### Task details
How many lines of the data hold the word "电视监控子系统"? State the number and nothing else.

### Exercise inputs
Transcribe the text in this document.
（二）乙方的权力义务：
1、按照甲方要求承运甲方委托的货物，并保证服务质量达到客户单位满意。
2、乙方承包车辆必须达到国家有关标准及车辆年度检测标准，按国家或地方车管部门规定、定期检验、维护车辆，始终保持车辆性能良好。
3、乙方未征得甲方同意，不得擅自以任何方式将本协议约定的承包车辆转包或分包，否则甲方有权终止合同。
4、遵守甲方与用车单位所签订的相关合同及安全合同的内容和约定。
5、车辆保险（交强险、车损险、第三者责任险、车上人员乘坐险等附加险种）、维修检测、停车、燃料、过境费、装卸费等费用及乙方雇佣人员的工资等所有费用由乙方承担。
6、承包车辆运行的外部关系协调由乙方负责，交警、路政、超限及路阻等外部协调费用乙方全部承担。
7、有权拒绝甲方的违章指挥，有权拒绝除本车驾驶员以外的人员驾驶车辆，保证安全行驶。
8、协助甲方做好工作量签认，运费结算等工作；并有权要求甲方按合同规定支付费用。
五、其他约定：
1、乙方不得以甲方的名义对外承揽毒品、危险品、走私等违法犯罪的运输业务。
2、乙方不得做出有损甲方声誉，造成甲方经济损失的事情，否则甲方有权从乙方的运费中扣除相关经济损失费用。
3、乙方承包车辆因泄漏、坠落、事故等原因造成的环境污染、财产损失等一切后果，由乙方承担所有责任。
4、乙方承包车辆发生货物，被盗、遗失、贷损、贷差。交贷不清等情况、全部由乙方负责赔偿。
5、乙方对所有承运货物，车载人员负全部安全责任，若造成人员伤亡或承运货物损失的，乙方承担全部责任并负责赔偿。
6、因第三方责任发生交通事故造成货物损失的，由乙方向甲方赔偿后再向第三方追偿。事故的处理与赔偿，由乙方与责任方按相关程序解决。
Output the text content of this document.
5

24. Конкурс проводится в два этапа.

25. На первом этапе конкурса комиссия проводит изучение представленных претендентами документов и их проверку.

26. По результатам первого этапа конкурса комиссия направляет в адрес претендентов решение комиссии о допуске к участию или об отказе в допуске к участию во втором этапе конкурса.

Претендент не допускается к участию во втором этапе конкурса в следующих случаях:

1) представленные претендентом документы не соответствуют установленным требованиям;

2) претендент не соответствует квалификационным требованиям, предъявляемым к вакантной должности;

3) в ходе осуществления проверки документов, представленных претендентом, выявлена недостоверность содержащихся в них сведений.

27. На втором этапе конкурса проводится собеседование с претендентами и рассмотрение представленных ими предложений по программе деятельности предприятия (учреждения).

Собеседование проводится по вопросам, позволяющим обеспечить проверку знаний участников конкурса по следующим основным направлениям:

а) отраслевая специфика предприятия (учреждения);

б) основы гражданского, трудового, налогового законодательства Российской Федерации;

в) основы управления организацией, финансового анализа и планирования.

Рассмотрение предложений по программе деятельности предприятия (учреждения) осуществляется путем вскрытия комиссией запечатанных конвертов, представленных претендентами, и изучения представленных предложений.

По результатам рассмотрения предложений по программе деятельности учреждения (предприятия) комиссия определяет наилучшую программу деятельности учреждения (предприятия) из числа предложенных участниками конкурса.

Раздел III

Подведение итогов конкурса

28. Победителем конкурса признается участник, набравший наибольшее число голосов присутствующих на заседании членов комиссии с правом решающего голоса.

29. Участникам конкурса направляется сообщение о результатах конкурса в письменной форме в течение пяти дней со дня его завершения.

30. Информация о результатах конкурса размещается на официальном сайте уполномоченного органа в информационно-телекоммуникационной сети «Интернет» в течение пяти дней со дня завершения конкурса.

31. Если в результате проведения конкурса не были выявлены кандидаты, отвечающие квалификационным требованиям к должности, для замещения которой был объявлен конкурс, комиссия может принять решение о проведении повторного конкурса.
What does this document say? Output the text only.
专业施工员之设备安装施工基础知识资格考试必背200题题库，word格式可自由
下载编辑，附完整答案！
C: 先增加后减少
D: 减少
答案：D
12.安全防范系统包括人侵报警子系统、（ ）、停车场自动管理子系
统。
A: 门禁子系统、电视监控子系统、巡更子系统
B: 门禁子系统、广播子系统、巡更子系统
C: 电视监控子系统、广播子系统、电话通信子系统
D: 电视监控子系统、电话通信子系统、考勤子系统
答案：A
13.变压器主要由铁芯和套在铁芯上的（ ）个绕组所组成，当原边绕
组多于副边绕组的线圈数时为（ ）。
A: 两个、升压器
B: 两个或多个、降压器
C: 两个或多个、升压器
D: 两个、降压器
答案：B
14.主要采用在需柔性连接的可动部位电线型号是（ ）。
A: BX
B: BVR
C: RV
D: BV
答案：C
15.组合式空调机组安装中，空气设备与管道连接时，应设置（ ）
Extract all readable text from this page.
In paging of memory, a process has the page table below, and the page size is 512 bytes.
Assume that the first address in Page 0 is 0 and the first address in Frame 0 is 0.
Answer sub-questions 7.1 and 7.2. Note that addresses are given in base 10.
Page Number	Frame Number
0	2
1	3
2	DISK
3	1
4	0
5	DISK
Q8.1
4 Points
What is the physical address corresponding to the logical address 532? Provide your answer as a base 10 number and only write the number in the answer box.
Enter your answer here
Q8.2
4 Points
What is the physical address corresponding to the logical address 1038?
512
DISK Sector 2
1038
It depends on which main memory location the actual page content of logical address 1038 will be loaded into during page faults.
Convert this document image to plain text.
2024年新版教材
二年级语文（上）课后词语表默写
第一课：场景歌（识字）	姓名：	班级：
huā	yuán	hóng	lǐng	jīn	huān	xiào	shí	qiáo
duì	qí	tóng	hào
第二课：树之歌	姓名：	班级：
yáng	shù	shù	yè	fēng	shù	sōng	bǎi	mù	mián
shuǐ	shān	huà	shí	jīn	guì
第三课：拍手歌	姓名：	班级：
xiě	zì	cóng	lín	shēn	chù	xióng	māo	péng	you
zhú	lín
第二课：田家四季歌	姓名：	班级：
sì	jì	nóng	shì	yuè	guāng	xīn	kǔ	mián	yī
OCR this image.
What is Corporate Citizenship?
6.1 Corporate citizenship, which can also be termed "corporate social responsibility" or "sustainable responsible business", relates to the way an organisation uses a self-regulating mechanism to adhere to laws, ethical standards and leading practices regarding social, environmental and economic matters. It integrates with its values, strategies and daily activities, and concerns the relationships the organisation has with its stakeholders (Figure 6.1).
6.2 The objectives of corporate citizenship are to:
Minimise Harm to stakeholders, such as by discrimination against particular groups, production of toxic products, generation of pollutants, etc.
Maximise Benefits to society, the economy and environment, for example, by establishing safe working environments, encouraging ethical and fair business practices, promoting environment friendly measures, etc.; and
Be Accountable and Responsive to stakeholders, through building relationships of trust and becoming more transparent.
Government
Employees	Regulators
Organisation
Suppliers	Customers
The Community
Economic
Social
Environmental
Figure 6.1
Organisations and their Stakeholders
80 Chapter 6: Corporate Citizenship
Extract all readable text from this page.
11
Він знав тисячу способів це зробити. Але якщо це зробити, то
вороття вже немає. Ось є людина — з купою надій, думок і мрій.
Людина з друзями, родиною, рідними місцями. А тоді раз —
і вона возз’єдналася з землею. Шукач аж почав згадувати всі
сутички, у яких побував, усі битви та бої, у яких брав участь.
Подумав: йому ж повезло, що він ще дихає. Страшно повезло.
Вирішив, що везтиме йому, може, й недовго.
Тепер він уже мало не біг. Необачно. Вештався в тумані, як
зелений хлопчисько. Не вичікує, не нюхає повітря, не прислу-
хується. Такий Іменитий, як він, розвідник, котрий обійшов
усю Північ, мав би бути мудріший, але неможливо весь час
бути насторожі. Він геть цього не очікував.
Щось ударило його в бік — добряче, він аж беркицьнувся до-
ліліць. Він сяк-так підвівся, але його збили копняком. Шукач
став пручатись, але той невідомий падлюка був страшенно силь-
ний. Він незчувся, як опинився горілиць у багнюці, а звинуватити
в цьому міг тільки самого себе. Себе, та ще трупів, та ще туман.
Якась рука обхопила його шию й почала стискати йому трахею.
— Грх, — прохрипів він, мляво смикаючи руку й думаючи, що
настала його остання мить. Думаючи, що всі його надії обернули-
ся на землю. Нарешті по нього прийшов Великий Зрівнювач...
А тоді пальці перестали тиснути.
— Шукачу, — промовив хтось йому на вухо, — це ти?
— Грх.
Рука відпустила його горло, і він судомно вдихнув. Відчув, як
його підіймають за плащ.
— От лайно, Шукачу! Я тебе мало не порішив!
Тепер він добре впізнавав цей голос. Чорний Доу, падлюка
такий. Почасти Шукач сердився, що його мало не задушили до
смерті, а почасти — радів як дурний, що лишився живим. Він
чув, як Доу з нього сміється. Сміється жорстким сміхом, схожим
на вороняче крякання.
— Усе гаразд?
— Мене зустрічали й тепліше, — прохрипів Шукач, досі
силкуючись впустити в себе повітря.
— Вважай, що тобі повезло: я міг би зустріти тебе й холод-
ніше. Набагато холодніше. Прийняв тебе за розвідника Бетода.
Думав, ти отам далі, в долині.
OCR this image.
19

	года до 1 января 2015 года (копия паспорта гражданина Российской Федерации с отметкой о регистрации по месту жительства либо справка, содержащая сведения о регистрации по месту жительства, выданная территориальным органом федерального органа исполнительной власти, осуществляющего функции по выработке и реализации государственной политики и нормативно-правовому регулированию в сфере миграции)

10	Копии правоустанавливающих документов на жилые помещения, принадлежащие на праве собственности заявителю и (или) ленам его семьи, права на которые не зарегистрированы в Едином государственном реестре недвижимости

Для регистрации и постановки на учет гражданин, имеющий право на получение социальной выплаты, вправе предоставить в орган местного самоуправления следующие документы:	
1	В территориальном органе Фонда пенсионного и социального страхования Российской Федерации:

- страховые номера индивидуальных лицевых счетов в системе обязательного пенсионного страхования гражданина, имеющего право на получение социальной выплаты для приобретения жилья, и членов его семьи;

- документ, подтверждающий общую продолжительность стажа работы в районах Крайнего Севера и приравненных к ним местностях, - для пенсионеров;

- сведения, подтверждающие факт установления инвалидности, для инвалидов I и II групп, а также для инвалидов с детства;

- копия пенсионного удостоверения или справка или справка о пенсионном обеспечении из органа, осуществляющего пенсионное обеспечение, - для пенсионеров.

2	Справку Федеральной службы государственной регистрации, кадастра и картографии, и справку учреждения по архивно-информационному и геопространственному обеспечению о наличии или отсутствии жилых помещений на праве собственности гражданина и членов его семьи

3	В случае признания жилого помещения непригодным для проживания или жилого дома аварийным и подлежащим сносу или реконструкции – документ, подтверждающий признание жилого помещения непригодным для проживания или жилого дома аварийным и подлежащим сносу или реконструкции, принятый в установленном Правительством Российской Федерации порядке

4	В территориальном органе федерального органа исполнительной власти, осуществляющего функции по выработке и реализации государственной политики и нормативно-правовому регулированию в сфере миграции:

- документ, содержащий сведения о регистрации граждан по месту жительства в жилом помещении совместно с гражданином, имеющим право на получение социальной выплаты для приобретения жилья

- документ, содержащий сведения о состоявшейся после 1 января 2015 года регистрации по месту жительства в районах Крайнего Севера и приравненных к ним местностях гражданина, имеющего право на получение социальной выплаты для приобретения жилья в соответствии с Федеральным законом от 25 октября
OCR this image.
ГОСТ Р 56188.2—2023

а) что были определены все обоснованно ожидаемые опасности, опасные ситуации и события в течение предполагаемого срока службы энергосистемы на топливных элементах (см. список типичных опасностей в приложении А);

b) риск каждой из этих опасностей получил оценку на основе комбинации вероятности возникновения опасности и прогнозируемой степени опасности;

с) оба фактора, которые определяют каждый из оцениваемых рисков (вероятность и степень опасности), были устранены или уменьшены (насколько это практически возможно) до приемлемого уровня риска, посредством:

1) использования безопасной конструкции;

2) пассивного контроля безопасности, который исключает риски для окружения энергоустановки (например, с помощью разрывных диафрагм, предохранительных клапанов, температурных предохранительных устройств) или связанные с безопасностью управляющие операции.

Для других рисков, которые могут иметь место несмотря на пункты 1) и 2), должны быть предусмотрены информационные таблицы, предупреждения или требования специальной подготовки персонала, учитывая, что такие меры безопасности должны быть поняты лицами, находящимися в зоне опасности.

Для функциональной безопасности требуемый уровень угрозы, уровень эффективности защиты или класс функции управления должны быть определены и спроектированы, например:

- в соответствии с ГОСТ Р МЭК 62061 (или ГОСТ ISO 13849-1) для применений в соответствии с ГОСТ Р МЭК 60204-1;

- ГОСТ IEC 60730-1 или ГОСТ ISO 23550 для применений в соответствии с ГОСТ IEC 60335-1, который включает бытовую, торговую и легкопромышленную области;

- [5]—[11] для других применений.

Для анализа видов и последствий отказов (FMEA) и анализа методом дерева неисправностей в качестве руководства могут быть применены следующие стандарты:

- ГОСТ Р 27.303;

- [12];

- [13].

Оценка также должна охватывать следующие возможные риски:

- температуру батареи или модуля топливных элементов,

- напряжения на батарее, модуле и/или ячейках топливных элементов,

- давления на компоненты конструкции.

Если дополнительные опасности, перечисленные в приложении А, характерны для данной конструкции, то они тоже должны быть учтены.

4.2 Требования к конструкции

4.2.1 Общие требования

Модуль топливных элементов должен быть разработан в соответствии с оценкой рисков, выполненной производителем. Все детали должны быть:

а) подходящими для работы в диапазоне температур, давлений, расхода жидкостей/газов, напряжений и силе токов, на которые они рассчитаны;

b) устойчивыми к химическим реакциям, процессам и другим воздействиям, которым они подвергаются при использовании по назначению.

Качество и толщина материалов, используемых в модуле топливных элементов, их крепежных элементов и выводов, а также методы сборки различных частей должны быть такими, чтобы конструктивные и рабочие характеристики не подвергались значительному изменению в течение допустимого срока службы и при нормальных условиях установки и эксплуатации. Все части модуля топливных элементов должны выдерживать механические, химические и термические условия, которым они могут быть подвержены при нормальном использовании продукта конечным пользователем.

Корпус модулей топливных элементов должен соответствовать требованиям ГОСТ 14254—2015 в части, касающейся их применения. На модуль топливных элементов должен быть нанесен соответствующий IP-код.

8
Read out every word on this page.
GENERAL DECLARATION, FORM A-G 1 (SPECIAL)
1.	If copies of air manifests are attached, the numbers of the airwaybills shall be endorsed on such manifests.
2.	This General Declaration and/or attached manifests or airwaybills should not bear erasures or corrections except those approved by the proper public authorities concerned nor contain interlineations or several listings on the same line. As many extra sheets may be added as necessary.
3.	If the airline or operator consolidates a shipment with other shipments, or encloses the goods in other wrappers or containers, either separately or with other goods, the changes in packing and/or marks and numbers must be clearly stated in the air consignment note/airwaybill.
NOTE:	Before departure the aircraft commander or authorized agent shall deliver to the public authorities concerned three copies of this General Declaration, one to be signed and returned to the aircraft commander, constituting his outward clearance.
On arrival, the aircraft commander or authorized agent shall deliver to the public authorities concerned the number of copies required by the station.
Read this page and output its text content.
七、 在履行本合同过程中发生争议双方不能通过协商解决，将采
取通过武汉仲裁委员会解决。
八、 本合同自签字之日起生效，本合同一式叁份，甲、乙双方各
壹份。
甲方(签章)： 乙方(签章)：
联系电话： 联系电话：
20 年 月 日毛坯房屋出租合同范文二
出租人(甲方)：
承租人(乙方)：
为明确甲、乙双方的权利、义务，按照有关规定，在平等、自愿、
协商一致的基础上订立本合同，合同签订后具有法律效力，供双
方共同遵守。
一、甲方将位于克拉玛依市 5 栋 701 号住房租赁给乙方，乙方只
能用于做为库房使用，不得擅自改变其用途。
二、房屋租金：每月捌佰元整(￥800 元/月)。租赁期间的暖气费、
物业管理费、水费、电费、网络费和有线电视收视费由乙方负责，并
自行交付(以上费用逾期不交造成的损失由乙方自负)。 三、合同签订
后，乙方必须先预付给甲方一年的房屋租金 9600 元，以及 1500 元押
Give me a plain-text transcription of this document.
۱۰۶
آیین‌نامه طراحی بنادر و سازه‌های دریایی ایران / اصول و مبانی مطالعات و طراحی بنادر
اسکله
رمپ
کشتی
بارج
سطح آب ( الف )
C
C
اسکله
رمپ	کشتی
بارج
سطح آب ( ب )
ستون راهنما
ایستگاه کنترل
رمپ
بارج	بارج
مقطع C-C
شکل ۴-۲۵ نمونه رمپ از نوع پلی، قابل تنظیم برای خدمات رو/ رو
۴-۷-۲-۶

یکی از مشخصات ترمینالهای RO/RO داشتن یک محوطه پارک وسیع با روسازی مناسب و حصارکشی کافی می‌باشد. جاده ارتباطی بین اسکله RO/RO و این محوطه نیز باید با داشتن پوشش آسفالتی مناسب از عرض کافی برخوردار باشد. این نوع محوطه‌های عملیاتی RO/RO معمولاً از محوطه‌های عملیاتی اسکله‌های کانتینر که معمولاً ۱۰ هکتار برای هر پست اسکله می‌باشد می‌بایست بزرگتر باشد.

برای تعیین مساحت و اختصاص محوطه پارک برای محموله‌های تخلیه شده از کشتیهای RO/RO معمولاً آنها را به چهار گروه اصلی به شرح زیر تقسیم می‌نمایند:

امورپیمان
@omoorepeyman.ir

### Finished answer
3